■ Your goal:
Your answer is a single number: how many lines hold the word "UTPL"?

■ Dataset content:
____________________
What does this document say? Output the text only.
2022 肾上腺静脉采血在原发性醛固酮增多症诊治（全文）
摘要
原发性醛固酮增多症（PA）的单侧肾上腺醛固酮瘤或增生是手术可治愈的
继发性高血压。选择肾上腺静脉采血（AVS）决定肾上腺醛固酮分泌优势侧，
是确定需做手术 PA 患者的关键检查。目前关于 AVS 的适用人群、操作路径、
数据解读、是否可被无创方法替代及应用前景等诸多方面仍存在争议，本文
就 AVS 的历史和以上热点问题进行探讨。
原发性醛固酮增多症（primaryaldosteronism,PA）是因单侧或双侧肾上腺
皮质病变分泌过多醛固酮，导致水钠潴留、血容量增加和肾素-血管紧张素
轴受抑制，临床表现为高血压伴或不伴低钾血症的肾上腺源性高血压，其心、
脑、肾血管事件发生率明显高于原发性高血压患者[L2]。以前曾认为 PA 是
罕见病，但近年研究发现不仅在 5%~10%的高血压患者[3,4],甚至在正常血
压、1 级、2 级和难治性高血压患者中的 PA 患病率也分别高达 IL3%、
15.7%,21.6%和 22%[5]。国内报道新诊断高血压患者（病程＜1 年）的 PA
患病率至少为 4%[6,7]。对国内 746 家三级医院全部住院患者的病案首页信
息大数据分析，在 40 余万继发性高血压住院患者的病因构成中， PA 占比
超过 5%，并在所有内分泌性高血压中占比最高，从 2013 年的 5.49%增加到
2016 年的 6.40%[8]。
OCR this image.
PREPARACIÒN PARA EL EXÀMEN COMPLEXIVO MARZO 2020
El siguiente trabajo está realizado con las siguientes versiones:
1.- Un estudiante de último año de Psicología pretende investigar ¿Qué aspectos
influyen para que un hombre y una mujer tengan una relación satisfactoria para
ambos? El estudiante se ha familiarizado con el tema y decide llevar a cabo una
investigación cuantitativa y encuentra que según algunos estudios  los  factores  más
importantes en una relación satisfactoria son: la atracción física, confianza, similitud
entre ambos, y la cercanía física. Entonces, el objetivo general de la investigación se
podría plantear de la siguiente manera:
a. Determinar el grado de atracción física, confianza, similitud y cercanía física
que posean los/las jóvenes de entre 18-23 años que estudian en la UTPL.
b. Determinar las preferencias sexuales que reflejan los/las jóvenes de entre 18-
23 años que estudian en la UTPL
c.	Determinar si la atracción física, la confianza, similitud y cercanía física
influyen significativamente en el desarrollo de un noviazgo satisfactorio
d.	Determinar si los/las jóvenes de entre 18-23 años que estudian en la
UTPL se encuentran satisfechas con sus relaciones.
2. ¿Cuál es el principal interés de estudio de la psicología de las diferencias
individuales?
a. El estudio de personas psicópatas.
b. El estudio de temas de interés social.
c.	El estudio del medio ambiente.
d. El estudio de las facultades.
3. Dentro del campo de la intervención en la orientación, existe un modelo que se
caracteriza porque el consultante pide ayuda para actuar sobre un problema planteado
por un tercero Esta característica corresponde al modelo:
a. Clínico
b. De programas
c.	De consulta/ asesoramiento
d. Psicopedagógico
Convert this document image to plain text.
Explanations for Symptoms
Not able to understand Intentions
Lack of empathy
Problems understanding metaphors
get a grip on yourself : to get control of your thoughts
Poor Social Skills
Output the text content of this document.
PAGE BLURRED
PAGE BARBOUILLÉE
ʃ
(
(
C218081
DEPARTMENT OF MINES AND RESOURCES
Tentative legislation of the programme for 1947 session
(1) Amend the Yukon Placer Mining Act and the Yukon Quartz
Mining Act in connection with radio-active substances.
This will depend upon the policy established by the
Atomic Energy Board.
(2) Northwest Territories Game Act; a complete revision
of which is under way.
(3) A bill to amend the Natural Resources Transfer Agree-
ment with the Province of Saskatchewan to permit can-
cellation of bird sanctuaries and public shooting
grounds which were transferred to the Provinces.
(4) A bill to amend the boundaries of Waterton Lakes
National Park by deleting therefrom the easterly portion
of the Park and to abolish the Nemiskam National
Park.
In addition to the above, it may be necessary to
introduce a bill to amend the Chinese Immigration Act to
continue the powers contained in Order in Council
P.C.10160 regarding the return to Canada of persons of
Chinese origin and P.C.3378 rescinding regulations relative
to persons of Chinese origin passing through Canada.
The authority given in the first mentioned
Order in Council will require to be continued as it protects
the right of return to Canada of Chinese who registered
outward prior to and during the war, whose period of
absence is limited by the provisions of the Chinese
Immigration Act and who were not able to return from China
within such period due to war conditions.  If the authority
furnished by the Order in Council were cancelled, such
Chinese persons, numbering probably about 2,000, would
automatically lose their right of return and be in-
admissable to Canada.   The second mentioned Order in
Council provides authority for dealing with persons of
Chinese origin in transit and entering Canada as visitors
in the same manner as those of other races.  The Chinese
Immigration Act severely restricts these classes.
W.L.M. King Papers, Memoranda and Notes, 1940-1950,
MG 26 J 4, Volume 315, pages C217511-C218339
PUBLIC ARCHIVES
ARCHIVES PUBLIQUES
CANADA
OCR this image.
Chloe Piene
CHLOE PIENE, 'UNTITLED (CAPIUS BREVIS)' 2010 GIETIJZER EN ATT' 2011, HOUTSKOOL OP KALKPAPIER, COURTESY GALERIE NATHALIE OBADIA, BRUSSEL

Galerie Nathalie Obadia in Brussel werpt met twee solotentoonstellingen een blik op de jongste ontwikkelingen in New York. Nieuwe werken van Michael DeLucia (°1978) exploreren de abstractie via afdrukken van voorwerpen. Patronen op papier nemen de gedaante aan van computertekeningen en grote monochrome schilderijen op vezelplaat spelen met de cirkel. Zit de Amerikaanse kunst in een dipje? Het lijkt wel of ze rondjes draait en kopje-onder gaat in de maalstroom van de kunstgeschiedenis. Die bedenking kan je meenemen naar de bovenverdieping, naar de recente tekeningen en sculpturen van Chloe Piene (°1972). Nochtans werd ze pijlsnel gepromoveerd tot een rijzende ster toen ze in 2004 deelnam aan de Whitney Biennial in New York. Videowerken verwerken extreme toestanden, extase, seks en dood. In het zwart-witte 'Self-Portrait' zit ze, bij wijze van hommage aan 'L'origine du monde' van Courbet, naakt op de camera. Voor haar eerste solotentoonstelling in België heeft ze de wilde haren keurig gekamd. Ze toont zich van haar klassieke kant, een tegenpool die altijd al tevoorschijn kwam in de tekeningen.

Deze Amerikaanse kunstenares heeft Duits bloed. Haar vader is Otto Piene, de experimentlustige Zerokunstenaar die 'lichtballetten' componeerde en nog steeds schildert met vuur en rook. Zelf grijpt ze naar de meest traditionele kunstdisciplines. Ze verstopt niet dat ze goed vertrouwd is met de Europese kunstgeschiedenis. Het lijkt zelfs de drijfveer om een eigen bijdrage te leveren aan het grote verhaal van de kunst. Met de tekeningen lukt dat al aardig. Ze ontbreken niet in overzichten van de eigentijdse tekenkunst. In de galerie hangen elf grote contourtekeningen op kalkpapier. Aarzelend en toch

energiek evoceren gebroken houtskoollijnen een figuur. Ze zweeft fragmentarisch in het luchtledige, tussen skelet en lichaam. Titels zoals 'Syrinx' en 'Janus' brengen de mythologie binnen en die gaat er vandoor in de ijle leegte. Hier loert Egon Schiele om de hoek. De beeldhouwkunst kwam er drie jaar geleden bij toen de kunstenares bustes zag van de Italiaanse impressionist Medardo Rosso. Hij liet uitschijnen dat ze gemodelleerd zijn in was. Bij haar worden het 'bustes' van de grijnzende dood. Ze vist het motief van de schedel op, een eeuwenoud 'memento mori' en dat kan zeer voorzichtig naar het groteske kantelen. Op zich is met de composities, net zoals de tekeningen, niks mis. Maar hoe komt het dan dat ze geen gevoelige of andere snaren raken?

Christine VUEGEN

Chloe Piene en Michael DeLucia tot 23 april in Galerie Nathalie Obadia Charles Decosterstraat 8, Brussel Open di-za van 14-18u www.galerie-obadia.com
____________________
■ Task solution:
3